Stored items:
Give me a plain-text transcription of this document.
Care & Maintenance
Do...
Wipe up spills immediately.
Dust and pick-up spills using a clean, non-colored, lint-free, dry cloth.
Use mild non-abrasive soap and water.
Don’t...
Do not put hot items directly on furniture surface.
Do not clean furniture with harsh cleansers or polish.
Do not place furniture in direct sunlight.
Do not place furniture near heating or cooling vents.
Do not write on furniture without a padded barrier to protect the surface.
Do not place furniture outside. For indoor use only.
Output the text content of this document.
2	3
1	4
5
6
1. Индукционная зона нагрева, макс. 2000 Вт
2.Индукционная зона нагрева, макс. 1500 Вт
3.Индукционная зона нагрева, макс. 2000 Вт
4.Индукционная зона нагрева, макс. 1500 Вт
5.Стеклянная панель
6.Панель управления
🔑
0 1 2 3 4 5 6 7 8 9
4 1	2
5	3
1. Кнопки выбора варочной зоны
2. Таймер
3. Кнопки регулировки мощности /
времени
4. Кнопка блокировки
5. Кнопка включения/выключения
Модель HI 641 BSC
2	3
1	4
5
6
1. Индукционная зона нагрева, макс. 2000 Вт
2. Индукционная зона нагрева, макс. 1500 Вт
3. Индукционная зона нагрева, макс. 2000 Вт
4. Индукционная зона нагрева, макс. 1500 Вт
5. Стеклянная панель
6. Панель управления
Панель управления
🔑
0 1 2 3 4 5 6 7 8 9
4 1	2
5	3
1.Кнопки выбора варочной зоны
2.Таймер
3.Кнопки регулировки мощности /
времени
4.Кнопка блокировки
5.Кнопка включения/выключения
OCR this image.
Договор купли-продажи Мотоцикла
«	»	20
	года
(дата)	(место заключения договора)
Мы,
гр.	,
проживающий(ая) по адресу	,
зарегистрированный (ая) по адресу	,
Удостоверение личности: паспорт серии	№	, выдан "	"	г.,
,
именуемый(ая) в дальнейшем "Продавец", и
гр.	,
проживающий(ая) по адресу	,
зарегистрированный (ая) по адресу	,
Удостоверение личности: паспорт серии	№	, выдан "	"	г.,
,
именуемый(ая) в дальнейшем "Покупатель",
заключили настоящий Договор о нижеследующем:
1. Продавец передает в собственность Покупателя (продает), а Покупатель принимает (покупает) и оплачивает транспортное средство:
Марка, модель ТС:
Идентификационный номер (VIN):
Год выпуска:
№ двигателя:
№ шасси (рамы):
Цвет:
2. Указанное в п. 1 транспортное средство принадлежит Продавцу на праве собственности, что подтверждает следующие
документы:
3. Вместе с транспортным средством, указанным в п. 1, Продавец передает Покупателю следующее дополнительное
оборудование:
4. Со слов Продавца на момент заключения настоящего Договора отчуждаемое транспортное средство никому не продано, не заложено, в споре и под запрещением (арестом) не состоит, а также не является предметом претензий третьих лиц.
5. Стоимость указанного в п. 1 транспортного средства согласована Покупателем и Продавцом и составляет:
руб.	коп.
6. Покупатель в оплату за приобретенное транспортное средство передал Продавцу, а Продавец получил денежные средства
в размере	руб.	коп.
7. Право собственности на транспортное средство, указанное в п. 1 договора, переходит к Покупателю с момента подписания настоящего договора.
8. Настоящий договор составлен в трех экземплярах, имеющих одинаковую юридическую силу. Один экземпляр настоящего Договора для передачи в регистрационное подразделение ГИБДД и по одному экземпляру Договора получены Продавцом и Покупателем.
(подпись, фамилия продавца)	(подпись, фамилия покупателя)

• **EXERCISE REQUIREMENTS**:
Identify and list each line with the word "Кнопки".

• **FINISHED TASK**:
1. Кнопки выбора варочной зоны
3. Кнопки регулировки мощности /
1.Кнопки выбора варочной зоны
3.Кнопки регулировки мощности /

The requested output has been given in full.